**Problem**: Reproduce all entries word for word.

**Records supplied**:
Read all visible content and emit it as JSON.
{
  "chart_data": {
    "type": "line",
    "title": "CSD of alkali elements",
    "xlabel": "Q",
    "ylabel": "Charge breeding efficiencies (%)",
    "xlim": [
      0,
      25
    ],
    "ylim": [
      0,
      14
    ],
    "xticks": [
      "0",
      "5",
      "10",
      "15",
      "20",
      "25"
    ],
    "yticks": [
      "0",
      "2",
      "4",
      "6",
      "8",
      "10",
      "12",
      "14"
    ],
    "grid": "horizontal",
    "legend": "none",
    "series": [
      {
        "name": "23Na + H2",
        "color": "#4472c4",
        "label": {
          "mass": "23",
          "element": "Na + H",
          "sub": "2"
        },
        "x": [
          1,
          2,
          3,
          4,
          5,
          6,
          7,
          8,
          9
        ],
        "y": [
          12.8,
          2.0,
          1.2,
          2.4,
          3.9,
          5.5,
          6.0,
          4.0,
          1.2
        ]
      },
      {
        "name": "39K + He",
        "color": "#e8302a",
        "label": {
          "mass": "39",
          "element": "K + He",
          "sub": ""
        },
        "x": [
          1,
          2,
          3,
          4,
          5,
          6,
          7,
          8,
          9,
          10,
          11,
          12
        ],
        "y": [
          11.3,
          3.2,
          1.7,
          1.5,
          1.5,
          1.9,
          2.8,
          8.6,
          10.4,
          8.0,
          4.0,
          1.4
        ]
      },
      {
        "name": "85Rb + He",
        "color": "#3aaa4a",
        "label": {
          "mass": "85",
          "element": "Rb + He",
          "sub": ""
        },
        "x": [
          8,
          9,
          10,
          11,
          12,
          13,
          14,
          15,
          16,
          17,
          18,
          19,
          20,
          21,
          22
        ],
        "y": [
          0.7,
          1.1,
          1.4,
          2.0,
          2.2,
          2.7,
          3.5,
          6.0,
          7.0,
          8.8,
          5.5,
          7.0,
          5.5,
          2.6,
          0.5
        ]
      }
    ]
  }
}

**Completed task**:
Read all visible content and emit it as JSON.
{
  "chart_data": {
    "type": "line",
    "title": "CSD of alkali elements",
    "xlabel": "Q",
    "ylabel": "Charge breeding efficiencies (%)",
    "xlim": [
      0,
      25
    ],
    "ylim": [
      0,
      14
    ],
    "xticks": [
      "0",
      "5",
      "10",
      "15",
      "20",
      "25"
    ],
    "yticks": [
      "0",
      "2",
      "4",
      "6",
      "8",
      "10",
      "12",
      "14"
    ],
    "grid": "horizontal",
    "legend": "none",
    "series": [
      {
        "name": "23Na + H2",
        "color": "#4472c4",
        "label": {
          "mass": "23",
          "element": "Na + H",
          "sub": "2"
        },
        "x": [
          1,
          2,
          3,
          4,
          5,
          6,
          7,
          8,
          9
        ],
        "y": [
          12.8,
          2.0,
          1.2,
          2.4,
          3.9,
          5.5,
          6.0,
          4.0,
          1.2
        ]
      },
      {
        "name": "39K + He",
        "color": "#e8302a",
        "label": {
          "mass": "39",
          "element": "K + He",
          "sub": ""
        },
        "x": [
          1,
          2,
          3,
          4,
          5,
          6,
          7,
          8,
          9,
          10,
          11,
          12
        ],
        "y": [
          11.3,
          3.2,
          1.7,
          1.5,
          1.5,
          1.9,
          2.8,
          8.6,
          10.4,
          8.0,
          4.0,
          1.4
        ]
      },
      {
        "name": "85Rb + He",
        "color": "#3aaa4a",
        "label": {
          "mass": "85",
          "element": "Rb + He",
          "sub": ""
        },
        "x": [
          8,
          9,
          10,
          11,
          12,
          13,
          14,
          15,
          16,
          17,
          18,
          19,
          20,
          21,
          22
        ],
        "y": [
          0.7,
          1.1,
          1.4,
          2.0,
          2.2,
          2.7,
          3.5,
          6.0,
          7.0,
          8.8,
          5.5,
          7.0,
          5.5,
          2.6,
          0.5
        ]
      }
    ]
  }
}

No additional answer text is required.